What you should do ::
Repeat every record below exactly as written.

(Stored entries)
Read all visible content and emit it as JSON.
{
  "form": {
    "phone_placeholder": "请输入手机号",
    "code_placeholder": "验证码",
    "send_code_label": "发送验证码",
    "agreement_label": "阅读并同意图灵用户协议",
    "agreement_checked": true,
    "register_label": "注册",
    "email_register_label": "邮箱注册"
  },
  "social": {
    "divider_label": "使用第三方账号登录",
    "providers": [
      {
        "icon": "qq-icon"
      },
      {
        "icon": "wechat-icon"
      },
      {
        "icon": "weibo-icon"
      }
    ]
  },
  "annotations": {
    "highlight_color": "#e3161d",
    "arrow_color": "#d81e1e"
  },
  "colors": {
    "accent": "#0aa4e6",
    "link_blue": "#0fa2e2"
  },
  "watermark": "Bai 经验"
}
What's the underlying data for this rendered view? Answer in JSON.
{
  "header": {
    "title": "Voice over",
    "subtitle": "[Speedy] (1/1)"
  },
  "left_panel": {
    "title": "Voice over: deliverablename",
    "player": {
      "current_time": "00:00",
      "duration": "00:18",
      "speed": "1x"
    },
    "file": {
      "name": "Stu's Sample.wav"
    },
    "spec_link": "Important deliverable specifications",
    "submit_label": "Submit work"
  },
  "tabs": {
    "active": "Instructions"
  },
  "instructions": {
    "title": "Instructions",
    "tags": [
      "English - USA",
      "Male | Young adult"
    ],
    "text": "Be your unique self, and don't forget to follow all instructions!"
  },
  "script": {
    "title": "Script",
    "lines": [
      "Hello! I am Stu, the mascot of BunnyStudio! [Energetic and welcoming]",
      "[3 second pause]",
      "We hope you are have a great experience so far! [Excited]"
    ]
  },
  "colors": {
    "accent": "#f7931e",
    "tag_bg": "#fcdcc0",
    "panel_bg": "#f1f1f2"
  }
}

Result ::
Read all visible content and emit it as JSON.
{
  "form": {
    "phone_placeholder": "请输入手机号",
    "code_placeholder": "验证码",
    "send_code_label": "发送验证码",
    "agreement_label": "阅读并同意图灵用户协议",
    "agreement_checked": true,
    "register_label": "注册",
    "email_register_label": "邮箱注册"
  },
  "social": {
    "divider_label": "使用第三方账号登录",
    "providers": [
      {
        "icon": "qq-icon"
      },
      {
        "icon": "wechat-icon"
      },
      {
        "icon": "weibo-icon"
      }
    ]
  },
  "annotations": {
    "highlight_color": "#e3161d",
    "arrow_color": "#d81e1e"
  },
  "colors": {
    "accent": "#0aa4e6",
    "link_blue": "#0fa2e2"
  },
  "watermark": "Bai 经验"
}
What's the underlying data for this rendered view? Answer in JSON.
{
  "header": {
    "title": "Voice over",
    "subtitle": "[Speedy] (1/1)"
  },
  "left_panel": {
    "title": "Voice over: deliverablename",
    "player": {
      "current_time": "00:00",
      "duration": "00:18",
      "speed": "1x"
    },
    "file": {
      "name": "Stu's Sample.wav"
    },
    "spec_link": "Important deliverable specifications",
    "submit_label": "Submit work"
  },
  "tabs": {
    "active": "Instructions"
  },
  "instructions": {
    "title": "Instructions",
    "tags": [
      "English - USA",
      "Male | Young adult"
    ],
    "text": "Be your unique self, and don't forget to follow all instructions!"
  },
  "script": {
    "title": "Script",
    "lines": [
      "Hello! I am Stu, the mascot of BunnyStudio! [Energetic and welcoming]",
      "[3 second pause]",
      "We hope you are have a great experience so far! [Excited]"
    ]
  },
  "colors": {
    "accent": "#f7931e",
    "tag_bg": "#fcdcc0",
    "panel_bg": "#f1f1f2"
  }
}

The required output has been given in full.